==== LISTED ENTRIES
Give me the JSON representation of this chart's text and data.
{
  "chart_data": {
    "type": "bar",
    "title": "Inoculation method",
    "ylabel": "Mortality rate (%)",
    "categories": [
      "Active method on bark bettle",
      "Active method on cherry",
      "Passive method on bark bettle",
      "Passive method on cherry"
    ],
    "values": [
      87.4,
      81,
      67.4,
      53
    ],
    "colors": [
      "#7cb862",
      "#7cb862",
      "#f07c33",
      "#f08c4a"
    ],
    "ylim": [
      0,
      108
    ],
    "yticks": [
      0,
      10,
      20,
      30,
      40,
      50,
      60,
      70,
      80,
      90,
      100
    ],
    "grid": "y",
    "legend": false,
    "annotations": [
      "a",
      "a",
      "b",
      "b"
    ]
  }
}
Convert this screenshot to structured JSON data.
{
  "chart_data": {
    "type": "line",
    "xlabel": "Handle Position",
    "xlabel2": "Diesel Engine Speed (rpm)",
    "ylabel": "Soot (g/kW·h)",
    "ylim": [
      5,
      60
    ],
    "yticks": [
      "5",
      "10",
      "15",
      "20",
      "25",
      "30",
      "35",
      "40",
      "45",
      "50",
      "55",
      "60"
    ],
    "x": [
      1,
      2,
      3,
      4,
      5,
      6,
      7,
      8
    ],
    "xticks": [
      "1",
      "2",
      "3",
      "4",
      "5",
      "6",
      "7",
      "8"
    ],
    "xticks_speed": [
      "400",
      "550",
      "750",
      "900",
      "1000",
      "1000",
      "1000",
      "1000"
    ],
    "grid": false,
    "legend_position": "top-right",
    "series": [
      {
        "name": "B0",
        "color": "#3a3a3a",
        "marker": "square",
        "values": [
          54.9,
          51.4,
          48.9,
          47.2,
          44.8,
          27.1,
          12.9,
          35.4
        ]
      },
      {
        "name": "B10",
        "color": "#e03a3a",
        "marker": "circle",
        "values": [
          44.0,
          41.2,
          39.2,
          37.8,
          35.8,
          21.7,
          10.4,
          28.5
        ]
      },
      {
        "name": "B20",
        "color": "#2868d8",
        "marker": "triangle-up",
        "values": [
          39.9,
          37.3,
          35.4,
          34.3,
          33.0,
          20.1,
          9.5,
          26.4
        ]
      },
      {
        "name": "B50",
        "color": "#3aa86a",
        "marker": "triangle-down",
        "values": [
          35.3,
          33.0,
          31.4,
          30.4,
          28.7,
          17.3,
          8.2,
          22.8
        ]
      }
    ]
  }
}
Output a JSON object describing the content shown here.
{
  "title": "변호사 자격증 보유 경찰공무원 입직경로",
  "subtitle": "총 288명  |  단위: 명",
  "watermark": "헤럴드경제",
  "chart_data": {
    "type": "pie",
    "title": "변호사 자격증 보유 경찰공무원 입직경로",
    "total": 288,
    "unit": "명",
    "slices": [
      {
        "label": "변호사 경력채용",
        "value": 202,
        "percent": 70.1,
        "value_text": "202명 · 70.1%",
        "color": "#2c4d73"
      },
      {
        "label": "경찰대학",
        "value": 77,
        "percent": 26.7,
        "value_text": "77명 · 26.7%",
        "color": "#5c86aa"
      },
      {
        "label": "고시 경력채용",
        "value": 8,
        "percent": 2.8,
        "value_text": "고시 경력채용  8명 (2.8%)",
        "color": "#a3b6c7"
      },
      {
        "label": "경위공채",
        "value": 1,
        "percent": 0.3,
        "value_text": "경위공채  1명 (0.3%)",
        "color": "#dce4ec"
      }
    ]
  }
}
========
◆ **WORK INSTRUCTIONS**
Search the records above for "경찰공무원". Copy each line where it is found.

◆ **SOLUTION TO THE EXERCISE**
  "title": "변호사 자격증 보유 경찰공무원 입직경로",
    "title": "변호사 자격증 보유 경찰공무원 입직경로",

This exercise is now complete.